▶ _Dataset records_
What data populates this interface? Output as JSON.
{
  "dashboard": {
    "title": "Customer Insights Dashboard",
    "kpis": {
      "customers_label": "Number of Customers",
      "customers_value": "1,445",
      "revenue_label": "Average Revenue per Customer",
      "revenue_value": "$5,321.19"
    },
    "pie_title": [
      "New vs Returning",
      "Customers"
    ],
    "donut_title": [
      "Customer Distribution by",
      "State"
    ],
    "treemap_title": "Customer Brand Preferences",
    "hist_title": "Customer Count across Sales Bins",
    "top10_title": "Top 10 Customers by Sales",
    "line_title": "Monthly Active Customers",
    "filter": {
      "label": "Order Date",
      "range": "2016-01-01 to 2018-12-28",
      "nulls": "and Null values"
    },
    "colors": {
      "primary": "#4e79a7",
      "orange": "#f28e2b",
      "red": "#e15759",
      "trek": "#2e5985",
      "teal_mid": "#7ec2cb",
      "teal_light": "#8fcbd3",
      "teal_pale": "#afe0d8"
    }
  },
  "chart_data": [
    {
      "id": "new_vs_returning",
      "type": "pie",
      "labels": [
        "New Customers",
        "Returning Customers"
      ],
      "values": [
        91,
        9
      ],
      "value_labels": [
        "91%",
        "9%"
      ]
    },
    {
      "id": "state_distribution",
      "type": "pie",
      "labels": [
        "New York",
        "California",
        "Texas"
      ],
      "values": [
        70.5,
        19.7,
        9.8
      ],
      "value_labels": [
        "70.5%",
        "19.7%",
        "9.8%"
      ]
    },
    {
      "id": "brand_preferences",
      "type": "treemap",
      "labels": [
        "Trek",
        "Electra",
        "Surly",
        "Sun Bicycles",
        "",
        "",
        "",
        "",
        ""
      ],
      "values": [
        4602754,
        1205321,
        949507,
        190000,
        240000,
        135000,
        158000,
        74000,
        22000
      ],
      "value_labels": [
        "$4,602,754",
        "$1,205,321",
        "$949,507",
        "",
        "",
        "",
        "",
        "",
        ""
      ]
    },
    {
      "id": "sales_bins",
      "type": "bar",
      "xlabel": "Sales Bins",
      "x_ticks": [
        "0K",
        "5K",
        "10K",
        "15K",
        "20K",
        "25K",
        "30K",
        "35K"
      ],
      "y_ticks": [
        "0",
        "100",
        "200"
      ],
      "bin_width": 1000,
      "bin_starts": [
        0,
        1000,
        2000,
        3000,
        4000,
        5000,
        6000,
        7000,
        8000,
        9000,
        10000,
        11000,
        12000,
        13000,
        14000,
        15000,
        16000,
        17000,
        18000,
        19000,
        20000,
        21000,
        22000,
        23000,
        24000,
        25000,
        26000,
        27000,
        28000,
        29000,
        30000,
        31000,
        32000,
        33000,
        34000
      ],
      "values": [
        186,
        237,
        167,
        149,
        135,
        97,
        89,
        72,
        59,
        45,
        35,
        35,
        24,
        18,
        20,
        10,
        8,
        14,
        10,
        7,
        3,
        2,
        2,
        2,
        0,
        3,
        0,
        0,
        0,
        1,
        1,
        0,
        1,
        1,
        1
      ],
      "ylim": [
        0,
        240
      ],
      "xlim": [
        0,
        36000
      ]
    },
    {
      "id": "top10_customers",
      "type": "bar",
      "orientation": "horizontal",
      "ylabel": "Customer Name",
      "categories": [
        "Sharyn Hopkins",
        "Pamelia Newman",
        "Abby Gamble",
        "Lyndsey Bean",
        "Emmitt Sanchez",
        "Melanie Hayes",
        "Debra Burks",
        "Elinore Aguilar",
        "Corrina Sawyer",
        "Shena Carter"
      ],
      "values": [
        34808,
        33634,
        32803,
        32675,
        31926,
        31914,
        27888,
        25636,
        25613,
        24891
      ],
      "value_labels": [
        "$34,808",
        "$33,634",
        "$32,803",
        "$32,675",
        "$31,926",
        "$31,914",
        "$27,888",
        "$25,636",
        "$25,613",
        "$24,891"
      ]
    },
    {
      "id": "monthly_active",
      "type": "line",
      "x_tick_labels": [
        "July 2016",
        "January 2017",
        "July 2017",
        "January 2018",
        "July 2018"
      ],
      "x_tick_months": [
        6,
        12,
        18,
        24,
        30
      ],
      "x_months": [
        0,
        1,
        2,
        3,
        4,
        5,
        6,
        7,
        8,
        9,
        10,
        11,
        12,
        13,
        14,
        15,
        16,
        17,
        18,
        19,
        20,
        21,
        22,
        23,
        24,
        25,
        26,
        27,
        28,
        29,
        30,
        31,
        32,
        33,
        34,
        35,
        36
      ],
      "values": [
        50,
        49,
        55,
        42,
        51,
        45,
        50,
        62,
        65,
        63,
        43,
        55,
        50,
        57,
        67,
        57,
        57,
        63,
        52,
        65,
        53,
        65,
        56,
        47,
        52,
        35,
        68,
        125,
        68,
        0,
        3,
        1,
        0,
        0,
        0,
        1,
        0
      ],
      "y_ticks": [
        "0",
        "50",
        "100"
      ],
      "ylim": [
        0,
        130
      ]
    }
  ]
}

▶ _Exercise description_
The records above are to be repeated exactly, in their entirety.

▶ _Result_
What data populates this interface? Output as JSON.
{
  "dashboard": {
    "title": "Customer Insights Dashboard",
    "kpis": {
      "customers_label": "Number of Customers",
      "customers_value": "1,445",
      "revenue_label": "Average Revenue per Customer",
      "revenue_value": "$5,321.19"
    },
    "pie_title": [
      "New vs Returning",
      "Customers"
    ],
    "donut_title": [
      "Customer Distribution by",
      "State"
    ],
    "treemap_title": "Customer Brand Preferences",
    "hist_title": "Customer Count across Sales Bins",
    "top10_title": "Top 10 Customers by Sales",
    "line_title": "Monthly Active Customers",
    "filter": {
      "label": "Order Date",
      "range": "2016-01-01 to 2018-12-28",
      "nulls": "and Null values"
    },
    "colors": {
      "primary": "#4e79a7",
      "orange": "#f28e2b",
      "red": "#e15759",
      "trek": "#2e5985",
      "teal_mid": "#7ec2cb",
      "teal_light": "#8fcbd3",
      "teal_pale": "#afe0d8"
    }
  },
  "chart_data": [
    {
      "id": "new_vs_returning",
      "type": "pie",
      "labels": [
        "New Customers",
        "Returning Customers"
      ],
      "values": [
        91,
        9
      ],
      "value_labels": [
        "91%",
        "9%"
      ]
    },
    {
      "id": "state_distribution",
      "type": "pie",
      "labels": [
        "New York",
        "California",
        "Texas"
      ],
      "values": [
        70.5,
        19.7,
        9.8
      ],
      "value_labels": [
        "70.5%",
        "19.7%",
        "9.8%"
      ]
    },
    {
      "id": "brand_preferences",
      "type": "treemap",
      "labels": [
        "Trek",
        "Electra",
        "Surly",
        "Sun Bicycles",
        "",
        "",
        "",
        "",
        ""
      ],
      "values": [
        4602754,
        1205321,
        949507,
        190000,
        240000,
        135000,
        158000,
        74000,
        22000
      ],
      "value_labels": [
        "$4,602,754",
        "$1,205,321",
        "$949,507",
        "",
        "",
        "",
        "",
        "",
        ""
      ]
    },
    {
      "id": "sales_bins",
      "type": "bar",
      "xlabel": "Sales Bins",
      "x_ticks": [
        "0K",
        "5K",
        "10K",
        "15K",
        "20K",
        "25K",
        "30K",
        "35K"
      ],
      "y_ticks": [
        "0",
        "100",
        "200"
      ],
      "bin_width": 1000,
      "bin_starts": [
        0,
        1000,
        2000,
        3000,
        4000,
        5000,
        6000,
        7000,
        8000,
        9000,
        10000,
        11000,
        12000,
        13000,
        14000,
        15000,
        16000,
        17000,
        18000,
        19000,
        20000,
        21000,
        22000,
        23000,
        24000,
        25000,
        26000,
        27000,
        28000,
        29000,
        30000,
        31000,
        32000,
        33000,
        34000
      ],
      "values": [
        186,
        237,
        167,
        149,
        135,
        97,
        89,
        72,
        59,
        45,
        35,
        35,
        24,
        18,
        20,
        10,
        8,
        14,
        10,
        7,
        3,
        2,
        2,
        2,
        0,
        3,
        0,
        0,
        0,
        1,
        1,
        0,
        1,
        1,
        1
      ],
      "ylim": [
        0,
        240
      ],
      "xlim": [
        0,
        36000
      ]
    },
    {
      "id": "top10_customers",
      "type": "bar",
      "orientation": "horizontal",
      "ylabel": "Customer Name",
      "categories": [
        "Sharyn Hopkins",
        "Pamelia Newman",
        "Abby Gamble",
        "Lyndsey Bean",
        "Emmitt Sanchez",
        "Melanie Hayes",
        "Debra Burks",
        "Elinore Aguilar",
        "Corrina Sawyer",
        "Shena Carter"
      ],
      "values": [
        34808,
        33634,
        32803,
        32675,
        31926,
        31914,
        27888,
        25636,
        25613,
        24891
      ],
      "value_labels": [
        "$34,808",
        "$33,634",
        "$32,803",
        "$32,675",
        "$31,926",
        "$31,914",
        "$27,888",
        "$25,636",
        "$25,613",
        "$24,891"
      ]
    },
    {
      "id": "monthly_active",
      "type": "line",
      "x_tick_labels": [
        "July 2016",
        "January 2017",
        "July 2017",
        "January 2018",
        "July 2018"
      ],
      "x_tick_months": [
        6,
        12,
        18,
        24,
        30
      ],
      "x_months": [
        0,
        1,
        2,
        3,
        4,
        5,
        6,
        7,
        8,
        9,
        10,
        11,
        12,
        13,
        14,
        15,
        16,
        17,
        18,
        19,
        20,
        21,
        22,
        23,
        24,
        25,
        26,
        27,
        28,
        29,
        30,
        31,
        32,
        33,
        34,
        35,
        36
      ],
      "values": [
        50,
        49,
        55,
        42,
        51,
        45,
        50,
        62,
        65,
        63,
        43,
        55,
        50,
        57,
        67,
        57,
        57,
        63,
        52,
        65,
        53,
        65,
        56,
        47,
        52,
        35,
        68,
        125,
        68,
        0,
        3,
        1,
        0,
        0,
        0,
        1,
        0
      ],
      "y_ticks": [
        "0",
        "50",
        "100"
      ],
      "ylim": [
        0,
        130
      ]
    }
  ]
}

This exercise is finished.